### WHAT IS EXPECTED
Search the listing for the string "this" and copy every line that contains it.

### DATA TO PROCESS
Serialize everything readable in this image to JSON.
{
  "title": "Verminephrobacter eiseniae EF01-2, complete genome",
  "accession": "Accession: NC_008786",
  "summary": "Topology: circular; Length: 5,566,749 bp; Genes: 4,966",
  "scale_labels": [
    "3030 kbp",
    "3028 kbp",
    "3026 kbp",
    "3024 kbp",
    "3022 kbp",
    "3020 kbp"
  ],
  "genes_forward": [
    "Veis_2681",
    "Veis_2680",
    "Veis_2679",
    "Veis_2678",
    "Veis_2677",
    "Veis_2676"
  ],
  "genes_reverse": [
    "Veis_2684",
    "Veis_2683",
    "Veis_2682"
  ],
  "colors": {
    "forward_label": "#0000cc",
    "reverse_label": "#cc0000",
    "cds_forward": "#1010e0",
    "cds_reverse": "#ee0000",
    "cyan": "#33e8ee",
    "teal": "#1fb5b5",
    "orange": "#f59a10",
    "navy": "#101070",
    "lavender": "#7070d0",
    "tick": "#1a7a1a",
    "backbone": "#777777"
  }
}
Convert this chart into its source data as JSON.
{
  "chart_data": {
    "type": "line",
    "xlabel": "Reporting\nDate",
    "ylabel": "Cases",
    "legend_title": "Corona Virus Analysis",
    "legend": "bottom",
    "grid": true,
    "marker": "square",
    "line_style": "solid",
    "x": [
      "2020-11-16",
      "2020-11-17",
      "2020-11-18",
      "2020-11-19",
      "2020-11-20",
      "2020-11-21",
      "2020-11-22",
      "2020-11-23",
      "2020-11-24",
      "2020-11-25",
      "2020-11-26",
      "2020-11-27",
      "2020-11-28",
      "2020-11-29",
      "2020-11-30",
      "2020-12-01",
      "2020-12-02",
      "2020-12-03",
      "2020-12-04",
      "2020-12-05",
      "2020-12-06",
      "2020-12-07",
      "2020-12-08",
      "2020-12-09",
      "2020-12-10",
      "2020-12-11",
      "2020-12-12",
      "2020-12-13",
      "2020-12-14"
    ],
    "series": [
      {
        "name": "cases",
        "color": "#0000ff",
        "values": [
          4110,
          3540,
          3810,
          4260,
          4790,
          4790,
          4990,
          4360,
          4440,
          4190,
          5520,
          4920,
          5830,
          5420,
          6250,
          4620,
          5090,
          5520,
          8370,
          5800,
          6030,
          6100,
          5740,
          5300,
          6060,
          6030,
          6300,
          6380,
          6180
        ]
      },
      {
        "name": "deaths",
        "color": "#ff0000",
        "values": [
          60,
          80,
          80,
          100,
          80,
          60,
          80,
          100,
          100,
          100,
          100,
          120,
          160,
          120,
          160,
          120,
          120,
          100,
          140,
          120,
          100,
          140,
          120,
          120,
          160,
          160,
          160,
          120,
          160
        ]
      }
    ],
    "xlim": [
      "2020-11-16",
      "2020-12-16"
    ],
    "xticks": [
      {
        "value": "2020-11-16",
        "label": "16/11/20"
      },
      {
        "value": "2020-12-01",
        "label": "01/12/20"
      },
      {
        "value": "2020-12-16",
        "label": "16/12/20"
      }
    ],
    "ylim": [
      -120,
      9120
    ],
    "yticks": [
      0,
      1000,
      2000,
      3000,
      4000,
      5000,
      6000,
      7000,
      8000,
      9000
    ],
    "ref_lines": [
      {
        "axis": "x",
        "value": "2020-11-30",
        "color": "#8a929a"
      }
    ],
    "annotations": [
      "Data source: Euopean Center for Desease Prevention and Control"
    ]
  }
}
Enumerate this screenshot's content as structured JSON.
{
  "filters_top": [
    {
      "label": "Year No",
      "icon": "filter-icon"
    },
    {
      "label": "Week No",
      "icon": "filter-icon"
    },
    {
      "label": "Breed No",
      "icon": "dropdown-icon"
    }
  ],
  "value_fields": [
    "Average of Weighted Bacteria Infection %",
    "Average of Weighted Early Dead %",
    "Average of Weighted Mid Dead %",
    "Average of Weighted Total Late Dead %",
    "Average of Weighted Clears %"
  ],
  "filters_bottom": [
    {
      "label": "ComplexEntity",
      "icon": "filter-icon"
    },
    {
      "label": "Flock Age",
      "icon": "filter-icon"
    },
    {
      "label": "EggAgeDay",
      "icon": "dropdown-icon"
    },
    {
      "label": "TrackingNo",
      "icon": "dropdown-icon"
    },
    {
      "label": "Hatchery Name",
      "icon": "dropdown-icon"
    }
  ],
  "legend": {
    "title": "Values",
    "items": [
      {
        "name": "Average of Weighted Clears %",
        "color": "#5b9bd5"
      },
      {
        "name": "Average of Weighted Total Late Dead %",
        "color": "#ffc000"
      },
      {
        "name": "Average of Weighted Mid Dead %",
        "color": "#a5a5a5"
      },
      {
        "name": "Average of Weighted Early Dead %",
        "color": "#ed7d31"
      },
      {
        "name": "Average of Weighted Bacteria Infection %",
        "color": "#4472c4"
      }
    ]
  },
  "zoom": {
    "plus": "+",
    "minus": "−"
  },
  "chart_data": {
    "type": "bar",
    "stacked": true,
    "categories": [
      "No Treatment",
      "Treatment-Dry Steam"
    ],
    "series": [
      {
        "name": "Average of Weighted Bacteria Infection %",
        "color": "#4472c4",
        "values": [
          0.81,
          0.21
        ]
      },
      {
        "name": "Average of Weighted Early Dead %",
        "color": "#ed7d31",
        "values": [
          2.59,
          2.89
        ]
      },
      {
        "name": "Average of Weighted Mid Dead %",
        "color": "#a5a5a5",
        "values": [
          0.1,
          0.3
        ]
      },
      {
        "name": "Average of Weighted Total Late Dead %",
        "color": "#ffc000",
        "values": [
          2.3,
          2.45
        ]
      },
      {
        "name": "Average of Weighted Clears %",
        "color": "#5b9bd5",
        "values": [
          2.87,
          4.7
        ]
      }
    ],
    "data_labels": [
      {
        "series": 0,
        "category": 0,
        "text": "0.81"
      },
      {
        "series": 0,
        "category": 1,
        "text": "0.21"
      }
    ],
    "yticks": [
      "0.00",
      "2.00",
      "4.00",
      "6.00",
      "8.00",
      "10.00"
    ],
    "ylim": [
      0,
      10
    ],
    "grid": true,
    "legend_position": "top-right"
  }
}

### TASK RESPONSE
Serialize everything readable in this image to JSON.
Convert this chart into its source data as JSON.
Enumerate this screenshot's content as structured JSON.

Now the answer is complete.